What needs to be done:
Below are entries. Pull out all lines containing "الدرداء".

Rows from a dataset
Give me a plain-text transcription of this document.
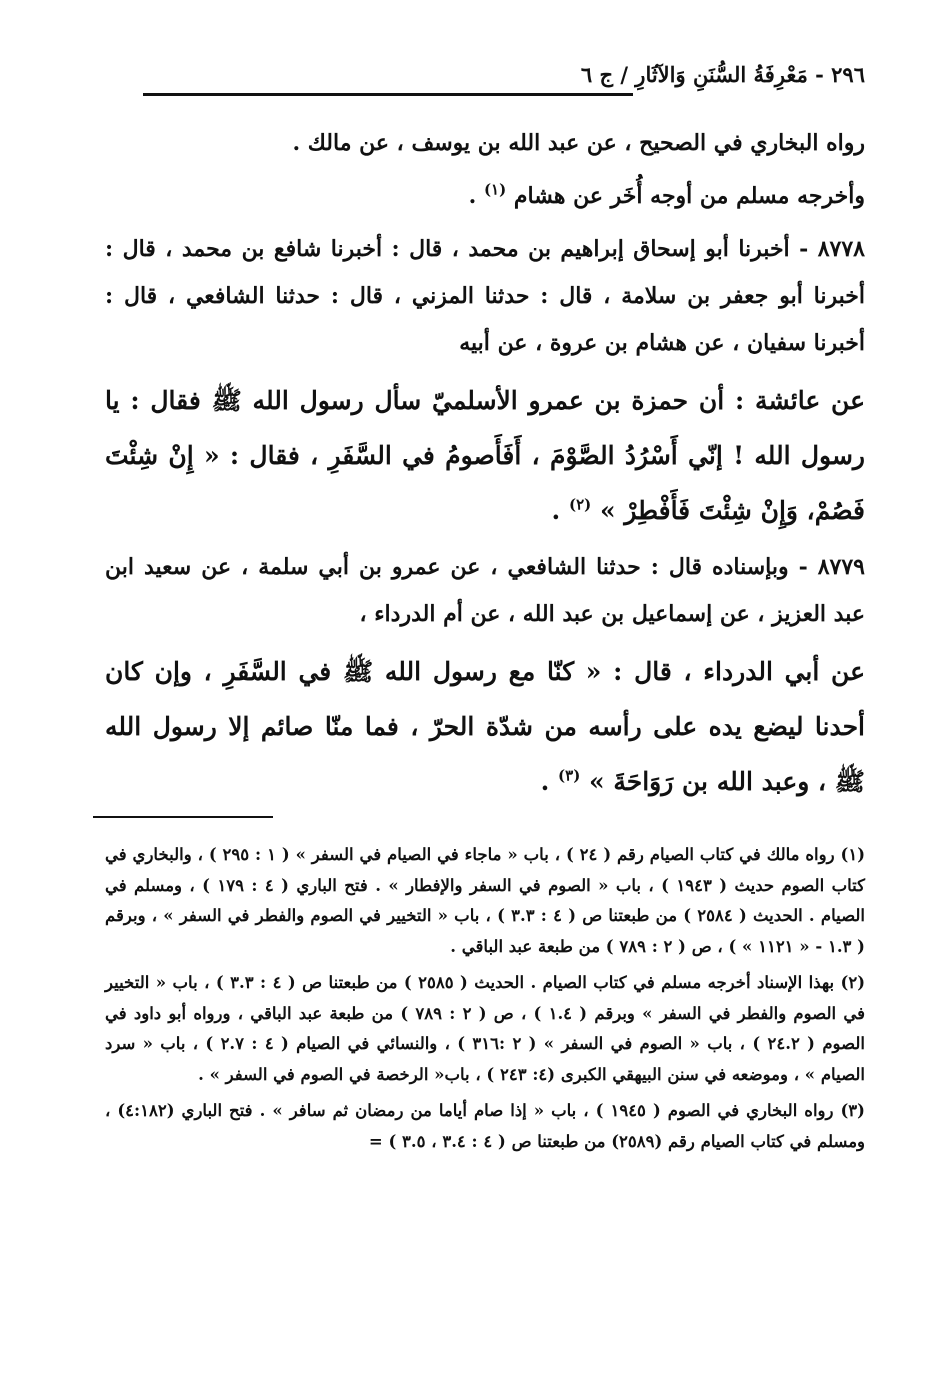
٢٩٦ - مَعْرِفَةُ السُّنَنِ وَالآثَارِ / ج ٦

رواه البخاري في الصحيح ، عن عبد الله بن يوسف ، عن مالك .

وأخرجه مسلم من أوجه أُخَر عن هشام $^{(١)}$ .

٨٧٧٨ - أخبرنا أبو إسحاق إبراهيم بن محمد ، قال : أخبرنا شافع بن محمد ، قال : أخبرنا أبو جعفر بن سلامة ، قال : حدثنا المزني ، قال : حدثنا الشافعي ، قال : أخبرنا سفيان ، عن هشام بن عروة ، عن أبيه

عن عائشة : أن حمزة بن عمرو الأسلميّ سأل رسول الله ﷺ فقال : يا رسول الله ! إنّي أَسْرُدُ الصَّوْمَ ، أَفَأَصومُ في السَّفَرِ ، فقال : « إِنْ شِئْتَ فَصُمْ، وَإِنْ شِئْتَ فَأَفْطِرْ » $^{(٢)}$ .

٨٧٧٩ - وبإسناده قال : حدثنا الشافعي ، عن عمرو بن أبي سلمة ، عن سعيد ابن عبد العزيز ، عن إسماعيل بن عبد الله ، عن أم الدرداء ،

عن أبي الدرداء ، قال : « كنّا مع رسول الله ﷺ في السَّفَرِ ، وإن كان أحدنا ليضع يده على رأسه من شدّة الحرّ ، فما منّا صائم إلا رسول الله ﷺ ، وعبد الله بن رَوَاحَةَ » $^{(٣)}$ .

(١) رواه مالك في كتاب الصيام رقم ( ٢٤ ) ، باب « ماجاء في الصيام في السفر » ( ١ : ٢٩٥ ) ، والبخاري في كتاب الصوم حديث ( ١٩٤٣ ) ، باب « الصوم في السفر والإفطار » . فتح الباري ( ٤ : ١٧٩ ) ، ومسلم في الصيام . الحديث ( ٢٥٨٤ ) من طبعتنا ص ( ٤ : ٣.٣ ) ، باب « التخيير في الصوم والفطر في السفر » ، وبرقم ( ١.٣ - « ١١٢١ » ) ، ص ( ٢ : ٧٨٩ ) من طبعة عبد الباقي .

(٢) بهذا الإسناد أخرجه مسلم في كتاب الصيام . الحديث ( ٢٥٨٥ ) من طبعتنا ص ( ٤ : ٣.٣ ) ، باب « التخيير في الصوم والفطر في السفر » وبرقم ( ١.٤ ) ، ص ( ٢ : ٧٨٩ ) من طبعة عبد الباقي ، ورواه أبو داود في الصوم ( ٢٤.٢ ) ، باب « الصوم في السفر » ( ٢ :٣١٦ ) ، والنسائي في الصيام ( ٤ : ٢.٧ ) ، باب « سرد الصيام » ، وموضعه في سنن البيهقي الكبرى (٤: ٢٤٣ ) ، باب« الرخصة في الصوم في السفر » .

(٣) رواه البخاري في الصوم ( ١٩٤٥ ) ، باب « إذا صام أياما من رمضان ثم سافر » . فتح الباري (٤:١٨٢) ، ومسلم في كتاب الصيام رقم (٢٥٨٩) من طبعتنا ص ( ٤ : ٣.٤ ، ٣.٥ ) =
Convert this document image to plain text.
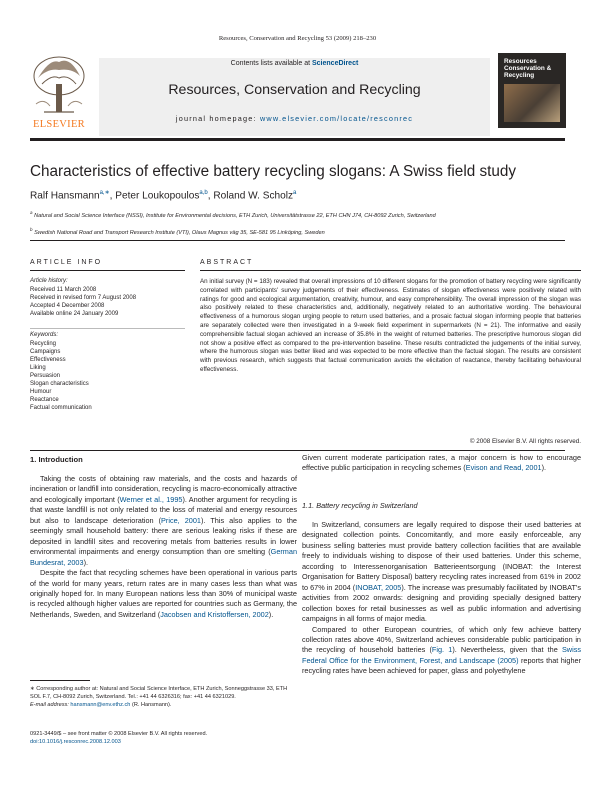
Resources, Conservation and Recycling 53 (2009) 218–230
ELSEVIER
Contents lists available at ScienceDirect
Resources, Conservation and Recycling
journal homepage: www.elsevier.com/locate/resconrec
Resources Conservation & Recycling
Characteristics of effective battery recycling slogans: A Swiss field study
Ralf Hansmann$^{a,∗}$, Peter Loukopoulos$^{a,b}$, Roland W. Scholz$^a$
$^a$ Natural and Social Science Interface (NSSI), Institute for Environmental decisions, ETH Zurich, Universitätstrasse 22, ETH CHN J74, CH-8092 Zurich, Switzerland
$^b$ Swedish National Road and Transport Research Institute (VTI), Olaus Magnus väg 35, SE-581 95 Linköping, Sweden
ARTICLE INFO
Article history:
Received 11 March 2008
Received in revised form 7 August 2008
Accepted 4 December 2008
Available online 24 January 2009
Keywords:
Recycling
Campaigns
Effectiveness
Liking
Persuasion
Slogan characteristics
Humour
Reactance
Factual communication
ABSTRACT
An initial survey (N = 183) revealed that overall impressions of 10 different slogans for the promotion of battery recycling were significantly correlated with participants' survey judgements of their effectiveness. Estimates of slogan effectiveness were positively related with ratings for good and ecological argumentation, creativity, humour, and easy comprehensibility. The overall impression of the slogan was also positively related to these characteristics and, additionally, negatively related to an authoritative wording. The behavioural effectiveness of a humorous slogan urging people to return used batteries, and a prosaic factual slogan informing people that batteries are separately collected were then investigated in a 9-week field experiment in supermarkets (N = 21). The informative and easily comprehensible factual slogan achieved an increase of 35.8% in the weight of returned batteries. The prescriptive humorous slogan did not show a positive effect as compared to the pre-intervention baseline. These results contradicted the judgements of the initial survey, where the humorous slogan was better liked and was expected to be more effective than the factual slogan. The results are consistent with previous research, which suggests that factual communication avoids the elicitation of reactance, thereby facilitating behavioural effectiveness.
© 2008 Elsevier B.V. All rights reserved.
1. Introduction

Taking the costs of obtaining raw materials, and the costs and hazards of incineration or landfill into consideration, recycling is macro-economically attractive and ecologically important (Werner et al., 1995). Another argument for recycling is that waste landfill is not only related to the loss of material and energy resources but also to landscape deterioration (Price, 2001). This also applies to the seemingly small household battery: there are serious leaking risks if these are deposited in landfill sites and recovering metals from batteries results in lower environmental impairments and energy consumption than ore smelting (German Bundesrat, 2003).

Despite the fact that recycling schemes have been operational in various parts of the world for many years, return rates are in many cases less than what was originally hoped for. In many European nations less than 30% of municipal waste is recycled although higher values are reported for countries such as Germany, the Netherlands, Sweden, and Switzerland (Jacobsen and Kristoffersen, 2002).

Given current moderate participation rates, a major concern is how to encourage effective public participation in recycling schemes (Evison and Read, 2001).

1.1. Battery recycling in Switzerland

In Switzerland, consumers are legally required to dispose their used batteries at designated collection points. Concomitantly, and more easily enforceable, any business selling batteries must provide battery collection facilities that are available freely to individuals wishing to dispose of their used batteries. Under this scheme, according to Interessenorganisation Batterieentsorgung (INOBAT: the Interest Organisation for Battery Disposal) battery recycling rates increased from 61% in 2002 to 67% in 2004 (INOBAT, 2005). The increase was presumably facilitated by INOBAT's activities from 2002 onwards: designing and providing specially designed battery collection boxes for retail businesses as well as public information and advertising campaigns in all forms of major media.

Compared to other European countries, of which only few achieve battery collection rates above 40%, Switzerland achieves considerable public participation in the recycling of household batteries (Fig. 1). Nevertheless, given that the Swiss Federal Office for the Environment, Forest, and Landscape (2005) reports that higher recycling rates have been achieved for paper, glass and polyethylene

∗ Corresponding author at: Natural and Social Science Interface, ETH Zurich, Sonneggstrasse 33, ETH SOL F.7, CH-8092 Zurich, Switzerland. Tel.: +41 44 6326316; fax: +41 44 6321029.
E-mail address: hansmann@env.ethz.ch (R. Hansmann).
0921-3449/$ – see front matter © 2008 Elsevier B.V. All rights reserved.
doi:10.1016/j.resconrec.2008.12.003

Answer for this exercise:
٨٧٧٩ - وبإسناده قال : حدثنا الشافعي ، عن عمرو بن أبي سلمة ، عن سعيد ابن عبد العزيز ، عن إسماعيل بن عبد الله ، عن أم الدرداء ،
عن أبي الدرداء ، قال : « كنّا مع رسول الله ﷺ في السَّفَرِ ، وإن كان أحدنا ليضع يده على رأسه من شدّة الحرّ ، فما منّا صائم إلا رسول الله ﷺ ، وعبد الله بن رَوَاحَةَ » $^{(٣)}$ .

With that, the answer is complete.